DATA FOR THIS TASK
* BEGIN *

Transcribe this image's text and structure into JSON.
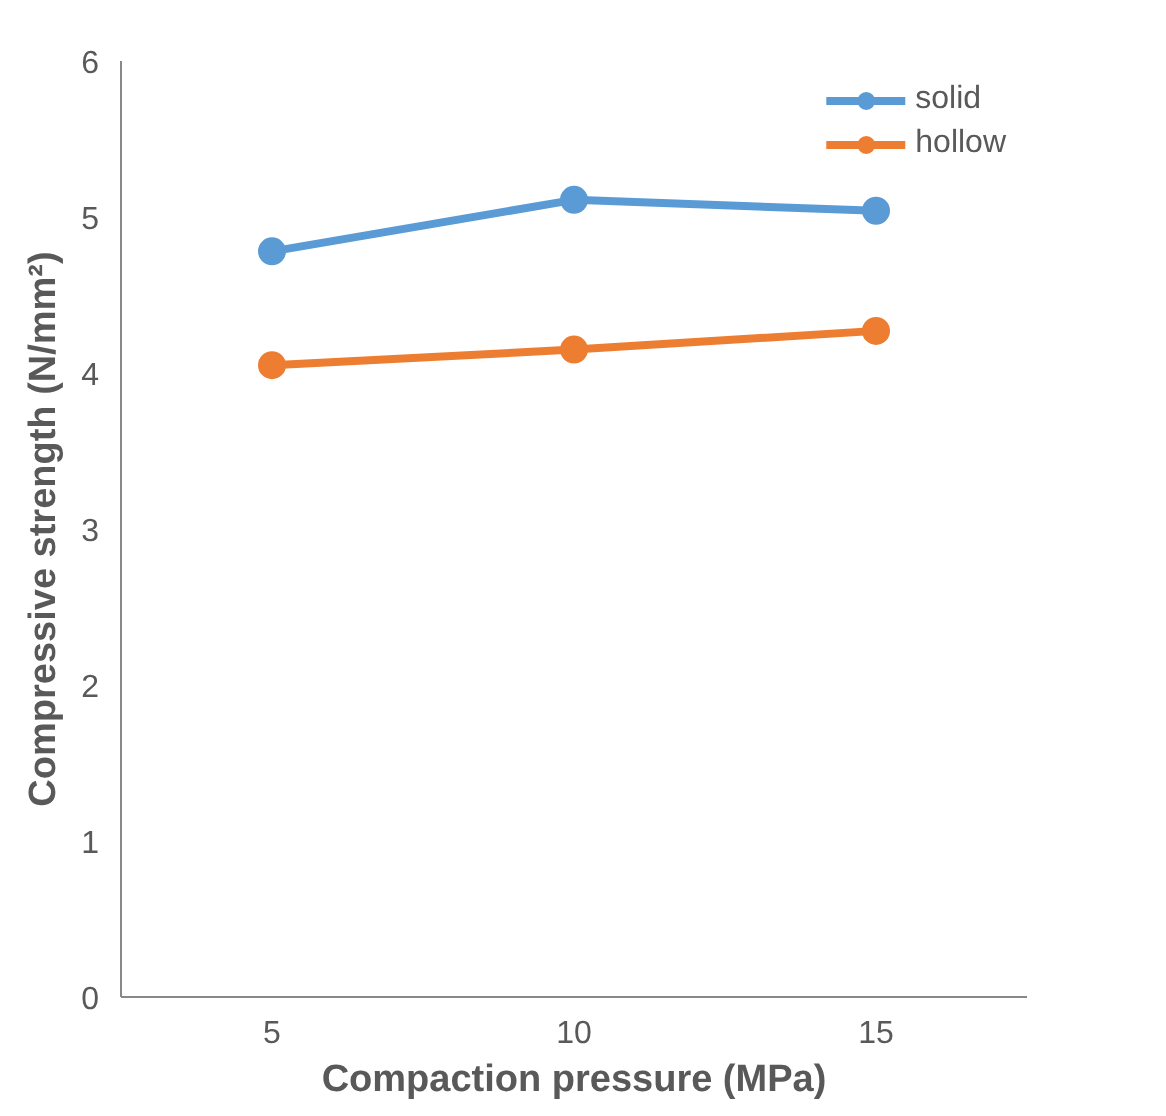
{
  "chart_data": {
    "type": "line",
    "xlabel": "Compaction pressure (MPa)",
    "ylabel": "Compressive strength (N/mm²)",
    "categories": [
      "5",
      "10",
      "15"
    ],
    "series": [
      {
        "name": "solid",
        "color": "#5b9bd5",
        "values": [
          4.78,
          5.11,
          5.04
        ]
      },
      {
        "name": "hollow",
        "color": "#ed7d31",
        "values": [
          4.05,
          4.15,
          4.27
        ]
      }
    ],
    "ylim": [
      0,
      6
    ],
    "yticks": [
      0,
      1,
      2,
      3,
      4,
      5,
      6
    ],
    "grid": false,
    "legend": "top right",
    "marker": "circle",
    "line_style": "solid"
  }
}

* END *

OBJECTIVE
Make an exact copy of the records above, with the pictures left out.

EXPECTED ANSWER
Transcribe this image's text and structure into JSON.
{
  "chart_data": {
    "type": "line",
    "xlabel": "Compaction pressure (MPa)",
    "ylabel": "Compressive strength (N/mm²)",
    "categories": [
      "5",
      "10",
      "15"
    ],
    "series": [
      {
        "name": "solid",
        "color": "#5b9bd5",
        "values": [
          4.78,
          5.11,
          5.04
        ]
      },
      {
        "name": "hollow",
        "color": "#ed7d31",
        "values": [
          4.05,
          4.15,
          4.27
        ]
      }
    ],
    "ylim": [
      0,
      6
    ],
    "yticks": [
      0,
      1,
      2,
      3,
      4,
      5,
      6
    ],
    "grid": false,
    "legend": "top right",
    "marker": "circle",
    "line_style": "solid"
  }
}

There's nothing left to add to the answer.